● **What to work on**:
Show every line where "Оксаны" occurs.

● **Raw data**:
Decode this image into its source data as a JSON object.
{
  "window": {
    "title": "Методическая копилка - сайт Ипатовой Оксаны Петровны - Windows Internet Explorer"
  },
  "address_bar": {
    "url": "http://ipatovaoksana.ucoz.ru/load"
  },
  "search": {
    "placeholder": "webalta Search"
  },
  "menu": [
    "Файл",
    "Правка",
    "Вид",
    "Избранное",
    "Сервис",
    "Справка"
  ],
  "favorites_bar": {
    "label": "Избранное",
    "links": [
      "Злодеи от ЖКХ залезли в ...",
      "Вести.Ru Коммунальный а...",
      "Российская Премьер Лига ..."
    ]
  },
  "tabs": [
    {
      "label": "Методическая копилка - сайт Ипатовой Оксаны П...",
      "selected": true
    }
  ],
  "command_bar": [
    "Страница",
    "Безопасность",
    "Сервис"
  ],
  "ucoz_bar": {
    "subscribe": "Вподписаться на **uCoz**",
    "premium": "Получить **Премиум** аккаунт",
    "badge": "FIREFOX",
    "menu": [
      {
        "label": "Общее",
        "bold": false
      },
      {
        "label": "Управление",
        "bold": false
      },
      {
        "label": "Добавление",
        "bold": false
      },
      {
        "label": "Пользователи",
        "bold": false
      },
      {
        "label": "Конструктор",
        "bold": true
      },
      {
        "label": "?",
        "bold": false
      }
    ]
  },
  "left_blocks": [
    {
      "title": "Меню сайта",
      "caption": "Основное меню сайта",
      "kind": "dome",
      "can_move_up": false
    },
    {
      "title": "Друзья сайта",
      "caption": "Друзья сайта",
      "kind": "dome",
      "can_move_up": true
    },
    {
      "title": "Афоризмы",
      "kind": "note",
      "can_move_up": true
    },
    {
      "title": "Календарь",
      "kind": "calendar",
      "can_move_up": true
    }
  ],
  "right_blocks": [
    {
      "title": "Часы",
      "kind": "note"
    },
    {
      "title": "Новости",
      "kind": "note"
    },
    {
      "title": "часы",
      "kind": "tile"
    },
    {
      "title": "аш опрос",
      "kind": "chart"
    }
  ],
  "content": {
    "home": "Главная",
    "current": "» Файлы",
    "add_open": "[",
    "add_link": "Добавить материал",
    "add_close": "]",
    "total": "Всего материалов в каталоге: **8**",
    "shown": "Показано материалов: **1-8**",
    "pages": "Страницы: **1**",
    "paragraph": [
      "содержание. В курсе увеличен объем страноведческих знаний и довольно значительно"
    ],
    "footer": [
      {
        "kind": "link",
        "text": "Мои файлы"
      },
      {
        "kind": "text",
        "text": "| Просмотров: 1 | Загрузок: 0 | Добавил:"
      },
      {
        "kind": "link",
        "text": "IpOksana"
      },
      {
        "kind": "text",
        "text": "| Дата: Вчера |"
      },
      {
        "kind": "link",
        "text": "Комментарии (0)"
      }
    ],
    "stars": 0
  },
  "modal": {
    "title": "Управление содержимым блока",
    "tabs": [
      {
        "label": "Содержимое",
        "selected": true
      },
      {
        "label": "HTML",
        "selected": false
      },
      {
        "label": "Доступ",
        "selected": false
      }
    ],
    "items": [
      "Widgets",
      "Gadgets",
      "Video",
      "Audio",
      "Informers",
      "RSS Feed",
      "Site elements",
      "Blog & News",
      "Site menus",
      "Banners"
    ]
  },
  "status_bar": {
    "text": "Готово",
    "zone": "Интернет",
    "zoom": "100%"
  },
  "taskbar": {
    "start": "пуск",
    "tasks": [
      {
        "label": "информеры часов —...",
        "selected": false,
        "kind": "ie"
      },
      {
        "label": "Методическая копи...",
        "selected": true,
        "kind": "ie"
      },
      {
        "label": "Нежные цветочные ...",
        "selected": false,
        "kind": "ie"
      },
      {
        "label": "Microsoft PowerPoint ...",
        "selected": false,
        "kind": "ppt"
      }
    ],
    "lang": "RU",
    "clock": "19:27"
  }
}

---

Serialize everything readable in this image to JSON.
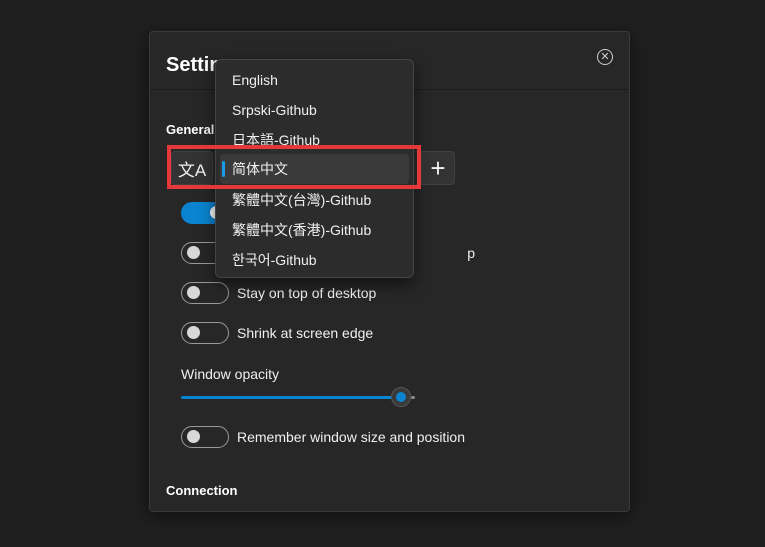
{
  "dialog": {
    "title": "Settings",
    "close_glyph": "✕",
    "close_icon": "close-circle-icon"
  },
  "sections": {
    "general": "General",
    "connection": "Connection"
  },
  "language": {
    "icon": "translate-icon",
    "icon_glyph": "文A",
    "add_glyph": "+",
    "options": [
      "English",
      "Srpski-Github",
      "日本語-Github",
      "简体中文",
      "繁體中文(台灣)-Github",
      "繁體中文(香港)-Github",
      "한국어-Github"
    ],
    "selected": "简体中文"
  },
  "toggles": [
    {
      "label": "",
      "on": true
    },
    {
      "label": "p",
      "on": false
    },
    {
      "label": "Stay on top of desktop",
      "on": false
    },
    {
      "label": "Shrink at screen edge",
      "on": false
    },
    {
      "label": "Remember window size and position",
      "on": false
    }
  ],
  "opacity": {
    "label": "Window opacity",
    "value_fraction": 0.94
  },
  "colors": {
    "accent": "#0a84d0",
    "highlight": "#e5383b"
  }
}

● **Written solution**:
    "title": "Методическая копилка - сайт Ипатовой Оксаны Петровны - Windows Internet Explorer"
      "label": "Методическая копилка - сайт Ипатовой Оксаны П...",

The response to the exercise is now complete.